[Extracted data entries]

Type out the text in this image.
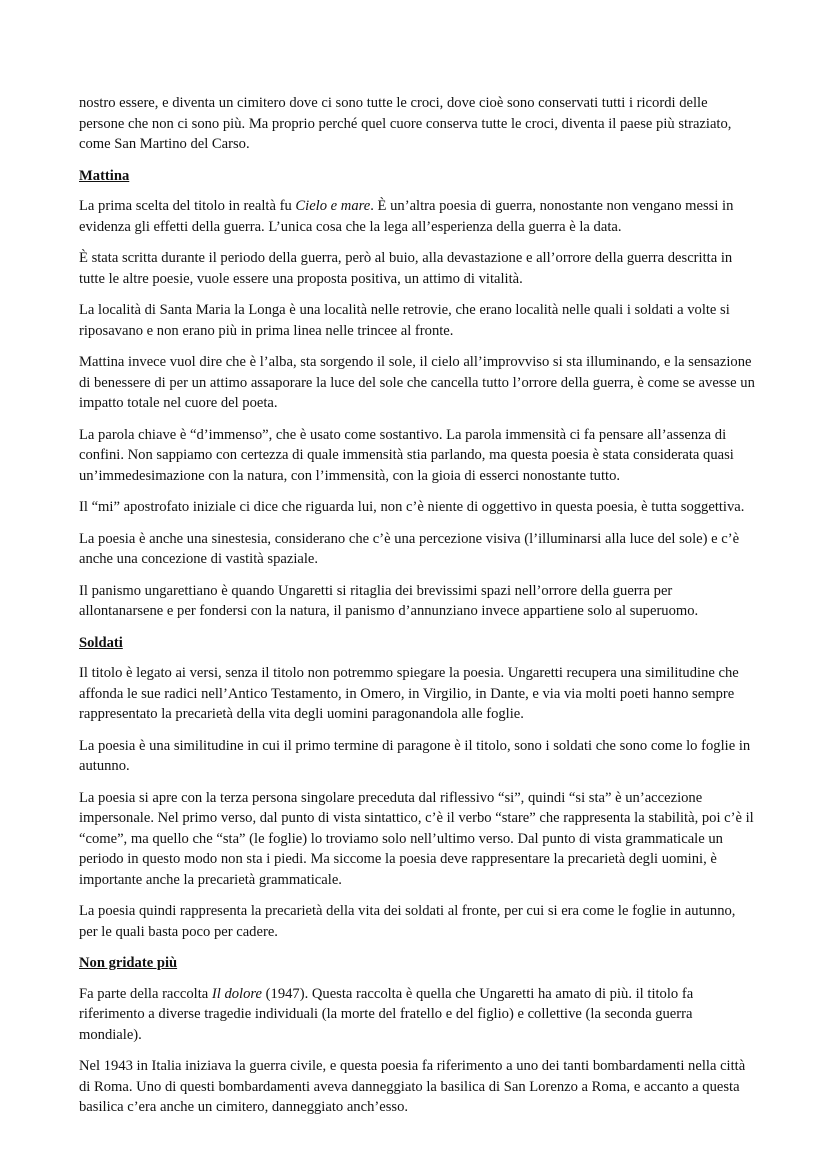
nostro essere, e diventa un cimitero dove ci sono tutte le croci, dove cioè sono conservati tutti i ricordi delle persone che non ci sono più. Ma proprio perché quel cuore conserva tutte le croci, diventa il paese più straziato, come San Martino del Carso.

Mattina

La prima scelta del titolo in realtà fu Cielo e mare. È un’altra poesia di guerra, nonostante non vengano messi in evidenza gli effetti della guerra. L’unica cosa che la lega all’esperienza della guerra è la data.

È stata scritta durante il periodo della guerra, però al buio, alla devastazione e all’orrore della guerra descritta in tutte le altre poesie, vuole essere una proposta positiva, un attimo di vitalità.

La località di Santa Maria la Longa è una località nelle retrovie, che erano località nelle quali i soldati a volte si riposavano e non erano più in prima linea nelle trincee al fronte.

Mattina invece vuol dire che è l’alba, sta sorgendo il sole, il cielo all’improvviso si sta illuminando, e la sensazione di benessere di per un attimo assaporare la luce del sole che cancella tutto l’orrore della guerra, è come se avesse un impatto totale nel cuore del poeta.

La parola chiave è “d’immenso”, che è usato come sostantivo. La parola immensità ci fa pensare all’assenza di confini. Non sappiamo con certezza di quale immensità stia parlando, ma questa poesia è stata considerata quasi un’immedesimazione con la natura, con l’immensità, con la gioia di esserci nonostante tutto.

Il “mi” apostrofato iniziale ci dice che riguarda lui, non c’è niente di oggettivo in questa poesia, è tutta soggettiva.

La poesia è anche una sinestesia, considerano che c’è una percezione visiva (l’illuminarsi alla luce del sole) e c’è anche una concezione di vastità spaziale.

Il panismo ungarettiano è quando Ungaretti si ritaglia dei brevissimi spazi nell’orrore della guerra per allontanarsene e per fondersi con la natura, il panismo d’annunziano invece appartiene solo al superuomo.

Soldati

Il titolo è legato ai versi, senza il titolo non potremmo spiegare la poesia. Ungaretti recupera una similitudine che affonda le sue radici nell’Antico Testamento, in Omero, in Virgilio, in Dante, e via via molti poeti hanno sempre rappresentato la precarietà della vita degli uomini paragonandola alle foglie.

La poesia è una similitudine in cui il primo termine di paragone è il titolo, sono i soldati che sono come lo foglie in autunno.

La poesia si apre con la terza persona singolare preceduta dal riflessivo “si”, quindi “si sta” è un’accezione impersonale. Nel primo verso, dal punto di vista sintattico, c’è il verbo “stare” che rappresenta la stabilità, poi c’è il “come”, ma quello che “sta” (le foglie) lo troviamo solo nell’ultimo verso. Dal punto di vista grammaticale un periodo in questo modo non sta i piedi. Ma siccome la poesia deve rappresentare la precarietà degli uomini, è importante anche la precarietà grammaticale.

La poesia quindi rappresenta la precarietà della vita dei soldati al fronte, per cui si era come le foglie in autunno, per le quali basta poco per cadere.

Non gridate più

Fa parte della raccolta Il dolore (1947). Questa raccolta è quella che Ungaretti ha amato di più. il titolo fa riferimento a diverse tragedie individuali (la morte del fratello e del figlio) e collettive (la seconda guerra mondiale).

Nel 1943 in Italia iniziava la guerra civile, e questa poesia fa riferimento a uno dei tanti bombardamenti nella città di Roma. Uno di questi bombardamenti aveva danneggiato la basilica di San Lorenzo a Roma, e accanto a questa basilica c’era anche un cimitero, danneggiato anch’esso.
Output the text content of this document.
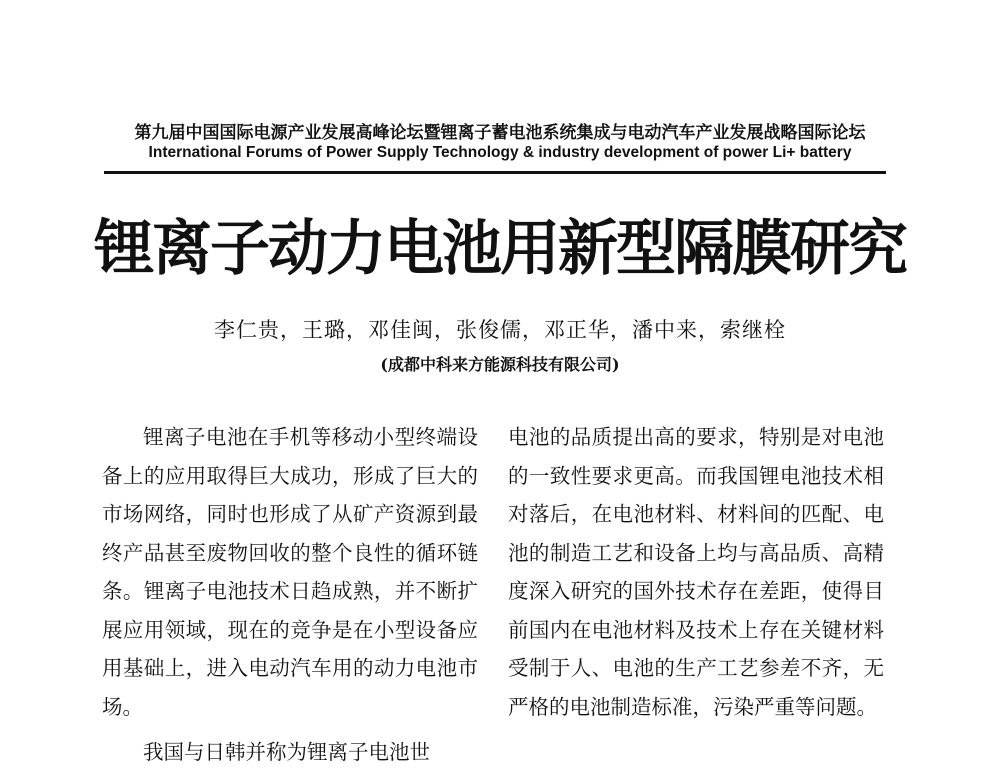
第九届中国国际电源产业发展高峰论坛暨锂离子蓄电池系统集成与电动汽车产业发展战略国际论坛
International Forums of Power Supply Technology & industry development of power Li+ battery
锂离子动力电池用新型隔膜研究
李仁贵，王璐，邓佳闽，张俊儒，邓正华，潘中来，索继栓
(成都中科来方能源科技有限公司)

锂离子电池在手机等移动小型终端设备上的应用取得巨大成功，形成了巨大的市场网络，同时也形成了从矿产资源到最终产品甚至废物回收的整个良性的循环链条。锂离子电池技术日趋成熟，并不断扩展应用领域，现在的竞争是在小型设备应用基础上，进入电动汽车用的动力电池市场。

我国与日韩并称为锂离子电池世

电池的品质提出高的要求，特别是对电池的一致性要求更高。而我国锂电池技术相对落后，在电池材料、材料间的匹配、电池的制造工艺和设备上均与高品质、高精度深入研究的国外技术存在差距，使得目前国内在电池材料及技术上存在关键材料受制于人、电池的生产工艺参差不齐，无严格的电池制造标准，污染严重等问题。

**What you should do**
Keep the pictures out of the copy and write out the data exactly as it stands.

**Reply**
Type out the text in this image.
nostro essere, e diventa un cimitero dove ci sono tutte le croci, dove cioè sono conservati tutti i ricordi delle persone che non ci sono più. Ma proprio perché quel cuore conserva tutte le croci, diventa il paese più straziato, come San Martino del Carso.

Mattina

La prima scelta del titolo in realtà fu Cielo e mare. È un’altra poesia di guerra, nonostante non vengano messi in evidenza gli effetti della guerra. L’unica cosa che la lega all’esperienza della guerra è la data.

È stata scritta durante il periodo della guerra, però al buio, alla devastazione e all’orrore della guerra descritta in tutte le altre poesie, vuole essere una proposta positiva, un attimo di vitalità.

La località di Santa Maria la Longa è una località nelle retrovie, che erano località nelle quali i soldati a volte si riposavano e non erano più in prima linea nelle trincee al fronte.

Mattina invece vuol dire che è l’alba, sta sorgendo il sole, il cielo all’improvviso si sta illuminando, e la sensazione di benessere di per un attimo assaporare la luce del sole che cancella tutto l’orrore della guerra, è come se avesse un impatto totale nel cuore del poeta.

La parola chiave è “d’immenso”, che è usato come sostantivo. La parola immensità ci fa pensare all’assenza di confini. Non sappiamo con certezza di quale immensità stia parlando, ma questa poesia è stata considerata quasi un’immedesimazione con la natura, con l’immensità, con la gioia di esserci nonostante tutto.

Il “mi” apostrofato iniziale ci dice che riguarda lui, non c’è niente di oggettivo in questa poesia, è tutta soggettiva.

La poesia è anche una sinestesia, considerano che c’è una percezione visiva (l’illuminarsi alla luce del sole) e c’è anche una concezione di vastità spaziale.

Il panismo ungarettiano è quando Ungaretti si ritaglia dei brevissimi spazi nell’orrore della guerra per allontanarsene e per fondersi con la natura, il panismo d’annunziano invece appartiene solo al superuomo.

Soldati

Il titolo è legato ai versi, senza il titolo non potremmo spiegare la poesia. Ungaretti recupera una similitudine che affonda le sue radici nell’Antico Testamento, in Omero, in Virgilio, in Dante, e via via molti poeti hanno sempre rappresentato la precarietà della vita degli uomini paragonandola alle foglie.

La poesia è una similitudine in cui il primo termine di paragone è il titolo, sono i soldati che sono come lo foglie in autunno.

La poesia si apre con la terza persona singolare preceduta dal riflessivo “si”, quindi “si sta” è un’accezione impersonale. Nel primo verso, dal punto di vista sintattico, c’è il verbo “stare” che rappresenta la stabilità, poi c’è il “come”, ma quello che “sta” (le foglie) lo troviamo solo nell’ultimo verso. Dal punto di vista grammaticale un periodo in questo modo non sta i piedi. Ma siccome la poesia deve rappresentare la precarietà degli uomini, è importante anche la precarietà grammaticale.

La poesia quindi rappresenta la precarietà della vita dei soldati al fronte, per cui si era come le foglie in autunno, per le quali basta poco per cadere.

Non gridate più

Fa parte della raccolta Il dolore (1947). Questa raccolta è quella che Ungaretti ha amato di più. il titolo fa riferimento a diverse tragedie individuali (la morte del fratello e del figlio) e collettive (la seconda guerra mondiale).

Nel 1943 in Italia iniziava la guerra civile, e questa poesia fa riferimento a uno dei tanti bombardamenti nella città di Roma. Uno di questi bombardamenti aveva danneggiato la basilica di San Lorenzo a Roma, e accanto a questa basilica c’era anche un cimitero, danneggiato anch’esso.
Output the text content of this document.
第九届中国国际电源产业发展高峰论坛暨锂离子蓄电池系统集成与电动汽车产业发展战略国际论坛
International Forums of Power Supply Technology & industry development of power Li+ battery
锂离子动力电池用新型隔膜研究
李仁贵，王璐，邓佳闽，张俊儒，邓正华，潘中来，索继栓
(成都中科来方能源科技有限公司)

锂离子电池在手机等移动小型终端设备上的应用取得巨大成功，形成了巨大的市场网络，同时也形成了从矿产资源到最终产品甚至废物回收的整个良性的循环链条。锂离子电池技术日趋成熟，并不断扩展应用领域，现在的竞争是在小型设备应用基础上，进入电动汽车用的动力电池市场。

我国与日韩并称为锂离子电池世

电池的品质提出高的要求，特别是对电池的一致性要求更高。而我国锂电池技术相对落后，在电池材料、材料间的匹配、电池的制造工艺和设备上均与高品质、高精度深入研究的国外技术存在差距，使得目前国内在电池材料及技术上存在关键材料受制于人、电池的生产工艺参差不齐，无严格的电池制造标准，污染严重等问题。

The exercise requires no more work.